● OPDRACHT:
Orden alle regels van de records hieronder als Markdown-tabel met de kolommen Nr (rijnummer) en Regel, zonder lege regels. Neem de afbeeldingen niet op in het antwoord.
============================================================
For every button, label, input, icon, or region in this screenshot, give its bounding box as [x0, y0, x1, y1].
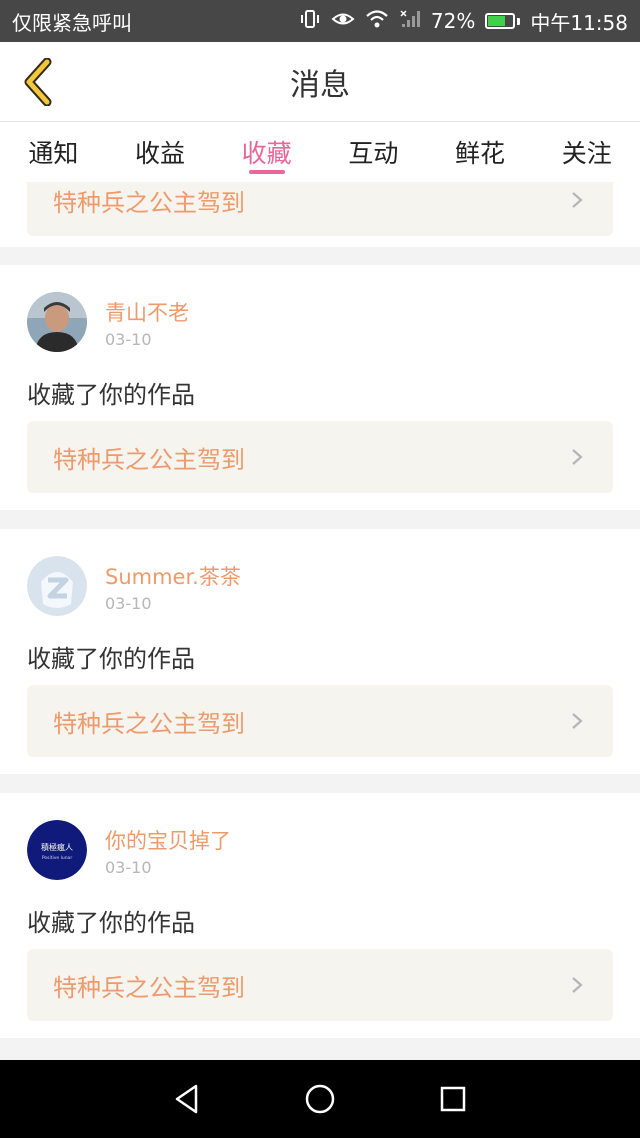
signal-icon	[399, 9, 421, 34]
system-nav-bar	[0, 1060, 640, 1138]
triangle-back-icon	[175, 1084, 197, 1114]
vibrate-icon	[299, 9, 321, 34]
battery-fill	[488, 16, 506, 26]
clock: 中午11:58	[530, 10, 628, 35]
avatar[interactable]: 積極瘋人 Positive lunar	[27, 820, 87, 880]
list-item: 青山不老 03-10 收藏了你的作品 特种兵之公主驾到	[0, 265, 640, 510]
tab-notice[interactable]: 通知	[0, 122, 107, 182]
message-text: 收藏了你的作品	[27, 645, 195, 673]
list-item: 積極瘋人 Positive lunar 你的宝贝掉了 03-10 收藏了你的作品…	[0, 793, 640, 1038]
tab-follow[interactable]: 关注	[533, 122, 640, 182]
chevron-right-icon	[572, 713, 583, 729]
message-date: 03-10	[105, 858, 152, 877]
message-date: 03-10	[105, 594, 152, 613]
back-button[interactable]	[10, 54, 66, 110]
work-link[interactable]: 特种兵之公主驾到	[27, 182, 613, 236]
username[interactable]: 青山不老	[105, 297, 189, 327]
work-title: 特种兵之公主驾到	[53, 973, 245, 1002]
status-bar: 仅限紧急呼叫 72% 中午11:58	[0, 0, 640, 42]
square-recents-icon	[441, 1086, 466, 1112]
tab-flowers[interactable]: 鲜花	[427, 122, 534, 182]
message-list: 特种兵之公主驾到 青山不老 03-10 收藏了你的作品 特种兵之公主驾到 Sum…	[0, 182, 640, 1060]
work-title: 特种兵之公主驾到	[53, 709, 245, 738]
tab-earnings[interactable]: 收益	[107, 122, 214, 182]
chevron-right-icon	[572, 449, 583, 465]
work-link[interactable]: 特种兵之公主驾到	[27, 685, 613, 757]
username[interactable]: 你的宝贝掉了	[105, 825, 231, 855]
page-title: 消息	[290, 67, 350, 103]
message-date: 03-10	[105, 330, 152, 349]
work-link[interactable]: 特种兵之公主驾到	[27, 949, 613, 1021]
tab-favorites[interactable]: 收藏	[213, 122, 320, 182]
status-icons: 72% 中午11:58	[299, 7, 628, 36]
avatar[interactable]	[27, 556, 87, 616]
work-title: 特种兵之公主驾到	[53, 188, 245, 217]
work-title: 特种兵之公主驾到	[53, 445, 245, 474]
eye-icon	[331, 10, 355, 33]
tab-interaction[interactable]: 互动	[320, 122, 427, 182]
list-item: 特种兵之公主驾到	[0, 182, 640, 247]
avatar-subtext: Positive lunar	[42, 855, 72, 861]
carrier-text: 仅限紧急呼叫	[12, 10, 132, 35]
nav-home-button[interactable]	[300, 1079, 340, 1119]
list-item: Summer.茶茶 03-10 收藏了你的作品 特种兵之公主驾到	[0, 529, 640, 774]
work-link[interactable]: 特种兵之公主驾到	[27, 421, 613, 493]
battery-percent: 72%	[430, 9, 476, 33]
wifi-icon	[365, 9, 389, 34]
tab-bar: 通知 收益 收藏 互动 鲜花 关注	[0, 122, 640, 182]
username[interactable]: Summer.茶茶	[105, 561, 241, 591]
chevron-right-icon	[572, 192, 583, 208]
circle-home-icon	[305, 1084, 335, 1114]
nav-recents-button[interactable]	[433, 1079, 473, 1119]
message-text: 收藏了你的作品	[27, 909, 195, 937]
avatar-text: 積極瘋人	[41, 842, 73, 852]
battery-icon	[485, 13, 521, 29]
message-text: 收藏了你的作品	[27, 381, 195, 409]
header-bar: 消息	[0, 42, 640, 122]
chevron-right-icon	[572, 977, 583, 993]
avatar[interactable]	[27, 292, 87, 352]
nav-back-button[interactable]	[167, 1079, 207, 1119]
chevron-left-icon	[24, 58, 52, 106]
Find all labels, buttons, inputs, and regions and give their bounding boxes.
============================================================
● OPLOSSING:
| Nr | Regel |
|---|---|
| 1 | For every button, label, input, icon, or region in this screenshot, give its bounding box as [x0, y0, x1, y1]. |
| 2 | signal-icon	[399, 9, 421, 34] |
| 3 | system-nav-bar	[0, 1060, 640, 1138] |
| 4 | triangle-back-icon	[175, 1084, 197, 1114] |
| 5 | vibrate-icon	[299, 9, 321, 34] |
| 6 | battery-fill	[488, 16, 506, 26] |
| 7 | clock: 中午11:58	[530, 10, 628, 35] |
| 8 | avatar[interactable]: 積極瘋人 Positive lunar	[27, 820, 87, 880] |
| 9 | list-item: 青山不老 03-10 收藏了你的作品 特种兵之公主驾到	[0, 265, 640, 510] |
| 10 | tab-notice[interactable]: 通知	[0, 122, 107, 182] |
| 11 | message-text: 收藏了你的作品	[27, 645, 195, 673] |
| 12 | list-item: 積極瘋人 Positive lunar 你的宝贝掉了 03-10 收藏了你的作品…	[0, 793, 640, 1038] |
| 13 | tab-follow[interactable]: 关注	[533, 122, 640, 182] |
| 14 | chevron-right-icon	[572, 713, 583, 729] |
| 15 | message-date: 03-10	[105, 858, 152, 877] |
| 16 | message-date: 03-10	[105, 594, 152, 613] |
| 17 | back-button[interactable]	[10, 54, 66, 110] |
| 18 | work-link[interactable]: 特种兵之公主驾到	[27, 182, 613, 236] |
| 19 | username[interactable]: 青山不老	[105, 297, 189, 327] |
| 20 | work-title: 特种兵之公主驾到	[53, 973, 245, 1002] |
| 21 | status-bar: 仅限紧急呼叫 72% 中午11:58	[0, 0, 640, 42] |
| 22 | square-recents-icon	[441, 1086, 466, 1112] |
| 23 | tab-flowers[interactable]: 鲜花	[427, 122, 534, 182] |
| 24 | message-list: 特种兵之公主驾到 青山不老 03-10 收藏了你的作品 特种兵之公主驾到 Sum…	[0, 182, 640, 1060] |
| 25 | work-title: 特种兵之公主驾到	[53, 709, 245, 738] |
| 26 | tab-earnings[interactable]: 收益	[107, 122, 214, 182] |
| 27 | chevron-right-icon	[572, 449, 583, 465] |
| 28 | work-link[interactable]: 特种兵之公主驾到	[27, 685, 613, 757] |
| 29 | username[interactable]: 你的宝贝掉了	[105, 825, 231, 855] |
| 30 | page-title: 消息	[290, 67, 350, 103] |
| 31 | message-date: 03-10	[105, 330, 152, 349] |
| 32 | work-link[interactable]: 特种兵之公主驾到	[27, 949, 613, 1021] |
| 33 | tab-favorites[interactable]: 收藏	[213, 122, 320, 182] |
| 34 | status-icons: 72% 中午11:58	[299, 7, 628, 36] |
| 35 | avatar[interactable]	[27, 556, 87, 616] |
| 36 | work-title: 特种兵之公主驾到	[53, 188, 245, 217] |
| 37 | work-title: 特种兵之公主驾到	[53, 445, 245, 474] |
| 38 | eye-icon	[331, 10, 355, 33] |
| 39 | tab-interaction[interactable]: 互动	[320, 122, 427, 182] |
| 40 | list-item: 特种兵之公主驾到	[0, 182, 640, 247] |
| 41 | avatar-subtext: Positive lunar	[42, 855, 72, 861] |
| 42 | carrier-text: 仅限紧急呼叫	[12, 10, 132, 35] |
| 43 | nav-home-button[interactable]	[300, 1079, 340, 1119] |
| 44 | list-item: Summer.茶茶 03-10 收藏了你的作品 特种兵之公主驾到	[0, 529, 640, 774] |
| 45 | work-link[interactable]: 特种兵之公主驾到	[27, 421, 613, 493] |
| 46 | battery-percent: 72%	[430, 9, 476, 33] |
| 47 | wifi-icon	[365, 9, 389, 34] |
| 48 | tab-bar: 通知 收益 收藏 互动 鲜花 关注	[0, 122, 640, 182] |
| 49 | username[interactable]: Summer.茶茶	[105, 561, 241, 591] |
| 50 | chevron-right-icon	[572, 192, 583, 208] |
| 51 | circle-home-icon	[305, 1084, 335, 1114] |
| 52 | nav-recents-button[interactable]	[433, 1079, 473, 1119] |
| 53 | message-text: 收藏了你的作品	[27, 909, 195, 937] |
| 54 | avatar-text: 積極瘋人	[41, 842, 73, 852] |
| 55 | battery-icon	[485, 13, 521, 29] |
| 56 | message-text: 收藏了你的作品	[27, 381, 195, 409] |
| 57 | header-bar: 消息	[0, 42, 640, 122] |
| 58 | chevron-right-icon	[572, 977, 583, 993] |
| 59 | avatar[interactable]	[27, 292, 87, 352] |
| 60 | nav-back-button[interactable]	[167, 1079, 207, 1119] |
| 61 | chevron-left-icon	[24, 58, 52, 106] |
| 62 | Find all labels, buttons, inputs, and regions and give their bounding boxes. |